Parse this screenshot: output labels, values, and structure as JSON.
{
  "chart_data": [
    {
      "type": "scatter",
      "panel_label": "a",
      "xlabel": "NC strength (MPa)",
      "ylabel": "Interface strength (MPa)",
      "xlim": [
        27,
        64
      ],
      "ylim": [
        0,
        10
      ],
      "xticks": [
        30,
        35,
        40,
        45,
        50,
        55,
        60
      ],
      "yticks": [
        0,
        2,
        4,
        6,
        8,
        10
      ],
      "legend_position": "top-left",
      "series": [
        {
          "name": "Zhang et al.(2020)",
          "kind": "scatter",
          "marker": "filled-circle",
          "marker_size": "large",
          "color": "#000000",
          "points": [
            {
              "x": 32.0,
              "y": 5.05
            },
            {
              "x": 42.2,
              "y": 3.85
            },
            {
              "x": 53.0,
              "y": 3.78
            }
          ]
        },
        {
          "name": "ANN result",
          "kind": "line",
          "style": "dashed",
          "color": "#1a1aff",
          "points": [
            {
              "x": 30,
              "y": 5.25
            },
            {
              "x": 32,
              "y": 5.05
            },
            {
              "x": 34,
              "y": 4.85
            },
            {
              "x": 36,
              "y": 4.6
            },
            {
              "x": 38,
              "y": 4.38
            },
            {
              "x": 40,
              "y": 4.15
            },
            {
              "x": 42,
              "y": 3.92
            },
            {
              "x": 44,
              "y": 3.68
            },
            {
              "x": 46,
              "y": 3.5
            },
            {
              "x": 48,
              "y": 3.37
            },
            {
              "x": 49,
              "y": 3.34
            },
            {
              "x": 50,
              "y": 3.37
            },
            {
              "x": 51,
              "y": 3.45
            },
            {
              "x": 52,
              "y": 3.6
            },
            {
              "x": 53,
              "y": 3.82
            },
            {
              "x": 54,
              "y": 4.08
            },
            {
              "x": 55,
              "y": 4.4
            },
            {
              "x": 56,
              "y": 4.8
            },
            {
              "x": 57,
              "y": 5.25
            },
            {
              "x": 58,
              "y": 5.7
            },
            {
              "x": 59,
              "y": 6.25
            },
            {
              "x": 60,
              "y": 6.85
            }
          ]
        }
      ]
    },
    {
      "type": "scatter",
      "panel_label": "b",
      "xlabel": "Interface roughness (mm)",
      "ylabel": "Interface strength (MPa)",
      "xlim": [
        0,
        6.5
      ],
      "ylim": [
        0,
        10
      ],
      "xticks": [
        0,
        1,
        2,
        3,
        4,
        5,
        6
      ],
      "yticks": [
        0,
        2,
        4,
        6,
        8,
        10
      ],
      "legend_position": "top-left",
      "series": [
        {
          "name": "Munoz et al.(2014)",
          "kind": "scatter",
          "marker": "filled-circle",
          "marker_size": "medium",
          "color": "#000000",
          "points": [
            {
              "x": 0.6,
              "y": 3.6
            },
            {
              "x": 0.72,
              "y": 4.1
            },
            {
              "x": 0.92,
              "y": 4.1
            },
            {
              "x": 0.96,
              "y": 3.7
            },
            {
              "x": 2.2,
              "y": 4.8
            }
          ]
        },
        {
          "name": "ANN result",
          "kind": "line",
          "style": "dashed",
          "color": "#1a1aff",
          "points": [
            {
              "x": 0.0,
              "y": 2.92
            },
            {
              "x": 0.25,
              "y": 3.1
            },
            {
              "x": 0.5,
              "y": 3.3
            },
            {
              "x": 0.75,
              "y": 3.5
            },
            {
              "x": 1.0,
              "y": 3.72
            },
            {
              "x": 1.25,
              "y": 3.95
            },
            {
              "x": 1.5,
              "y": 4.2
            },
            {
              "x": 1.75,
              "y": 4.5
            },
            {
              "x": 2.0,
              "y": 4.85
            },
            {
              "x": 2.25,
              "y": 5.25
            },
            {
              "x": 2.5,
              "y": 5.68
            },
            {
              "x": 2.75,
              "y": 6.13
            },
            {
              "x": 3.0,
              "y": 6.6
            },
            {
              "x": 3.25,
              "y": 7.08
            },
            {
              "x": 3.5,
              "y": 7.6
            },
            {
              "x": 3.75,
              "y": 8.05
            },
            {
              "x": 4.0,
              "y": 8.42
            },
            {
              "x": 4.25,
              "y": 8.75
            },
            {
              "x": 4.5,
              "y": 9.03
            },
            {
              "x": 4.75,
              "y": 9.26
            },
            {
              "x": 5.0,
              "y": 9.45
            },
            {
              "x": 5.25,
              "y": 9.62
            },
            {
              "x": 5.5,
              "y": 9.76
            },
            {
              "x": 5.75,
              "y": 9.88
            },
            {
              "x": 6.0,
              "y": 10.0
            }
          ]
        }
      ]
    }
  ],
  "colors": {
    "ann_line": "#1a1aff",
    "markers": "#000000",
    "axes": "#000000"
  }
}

__________________________________________________

Copy every line exactly. Leave nothing out.

• [Answer to the task]
Parse this screenshot: output labels, values, and structure as JSON.
{
  "chart_data": [
    {
      "type": "scatter",
      "panel_label": "a",
      "xlabel": "NC strength (MPa)",
      "ylabel": "Interface strength (MPa)",
      "xlim": [
        27,
        64
      ],
      "ylim": [
        0,
        10
      ],
      "xticks": [
        30,
        35,
        40,
        45,
        50,
        55,
        60
      ],
      "yticks": [
        0,
        2,
        4,
        6,
        8,
        10
      ],
      "legend_position": "top-left",
      "series": [
        {
          "name": "Zhang et al.(2020)",
          "kind": "scatter",
          "marker": "filled-circle",
          "marker_size": "large",
          "color": "#000000",
          "points": [
            {
              "x": 32.0,
              "y": 5.05
            },
            {
              "x": 42.2,
              "y": 3.85
            },
            {
              "x": 53.0,
              "y": 3.78
            }
          ]
        },
        {
          "name": "ANN result",
          "kind": "line",
          "style": "dashed",
          "color": "#1a1aff",
          "points": [
            {
              "x": 30,
              "y": 5.25
            },
            {
              "x": 32,
              "y": 5.05
            },
            {
              "x": 34,
              "y": 4.85
            },
            {
              "x": 36,
              "y": 4.6
            },
            {
              "x": 38,
              "y": 4.38
            },
            {
              "x": 40,
              "y": 4.15
            },
            {
              "x": 42,
              "y": 3.92
            },
            {
              "x": 44,
              "y": 3.68
            },
            {
              "x": 46,
              "y": 3.5
            },
            {
              "x": 48,
              "y": 3.37
            },
            {
              "x": 49,
              "y": 3.34
            },
            {
              "x": 50,
              "y": 3.37
            },
            {
              "x": 51,
              "y": 3.45
            },
            {
              "x": 52,
              "y": 3.6
            },
            {
              "x": 53,
              "y": 3.82
            },
            {
              "x": 54,
              "y": 4.08
            },
            {
              "x": 55,
              "y": 4.4
            },
            {
              "x": 56,
              "y": 4.8
            },
            {
              "x": 57,
              "y": 5.25
            },
            {
              "x": 58,
              "y": 5.7
            },
            {
              "x": 59,
              "y": 6.25
            },
            {
              "x": 60,
              "y": 6.85
            }
          ]
        }
      ]
    },
    {
      "type": "scatter",
      "panel_label": "b",
      "xlabel": "Interface roughness (mm)",
      "ylabel": "Interface strength (MPa)",
      "xlim": [
        0,
        6.5
      ],
      "ylim": [
        0,
        10
      ],
      "xticks": [
        0,
        1,
        2,
        3,
        4,
        5,
        6
      ],
      "yticks": [
        0,
        2,
        4,
        6,
        8,
        10
      ],
      "legend_position": "top-left",
      "series": [
        {
          "name": "Munoz et al.(2014)",
          "kind": "scatter",
          "marker": "filled-circle",
          "marker_size": "medium",
          "color": "#000000",
          "points": [
            {
              "x": 0.6,
              "y": 3.6
            },
            {
              "x": 0.72,
              "y": 4.1
            },
            {
              "x": 0.92,
              "y": 4.1
            },
            {
              "x": 0.96,
              "y": 3.7
            },
            {
              "x": 2.2,
              "y": 4.8
            }
          ]
        },
        {
          "name": "ANN result",
          "kind": "line",
          "style": "dashed",
          "color": "#1a1aff",
          "points": [
            {
              "x": 0.0,
              "y": 2.92
            },
            {
              "x": 0.25,
              "y": 3.1
            },
            {
              "x": 0.5,
              "y": 3.3
            },
            {
              "x": 0.75,
              "y": 3.5
            },
            {
              "x": 1.0,
              "y": 3.72
            },
            {
              "x": 1.25,
              "y": 3.95
            },
            {
              "x": 1.5,
              "y": 4.2
            },
            {
              "x": 1.75,
              "y": 4.5
            },
            {
              "x": 2.0,
              "y": 4.85
            },
            {
              "x": 2.25,
              "y": 5.25
            },
            {
              "x": 2.5,
              "y": 5.68
            },
            {
              "x": 2.75,
              "y": 6.13
            },
            {
              "x": 3.0,
              "y": 6.6
            },
            {
              "x": 3.25,
              "y": 7.08
            },
            {
              "x": 3.5,
              "y": 7.6
            },
            {
              "x": 3.75,
              "y": 8.05
            },
            {
              "x": 4.0,
              "y": 8.42
            },
            {
              "x": 4.25,
              "y": 8.75
            },
            {
              "x": 4.5,
              "y": 9.03
            },
            {
              "x": 4.75,
              "y": 9.26
            },
            {
              "x": 5.0,
              "y": 9.45
            },
            {
              "x": 5.25,
              "y": 9.62
            },
            {
              "x": 5.5,
              "y": 9.76
            },
            {
              "x": 5.75,
              "y": 9.88
            },
            {
              "x": 6.0,
              "y": 10.0
            }
          ]
        }
      ]
    }
  ],
  "colors": {
    "ann_line": "#1a1aff",
    "markers": "#000000",
    "axes": "#000000"
  }
}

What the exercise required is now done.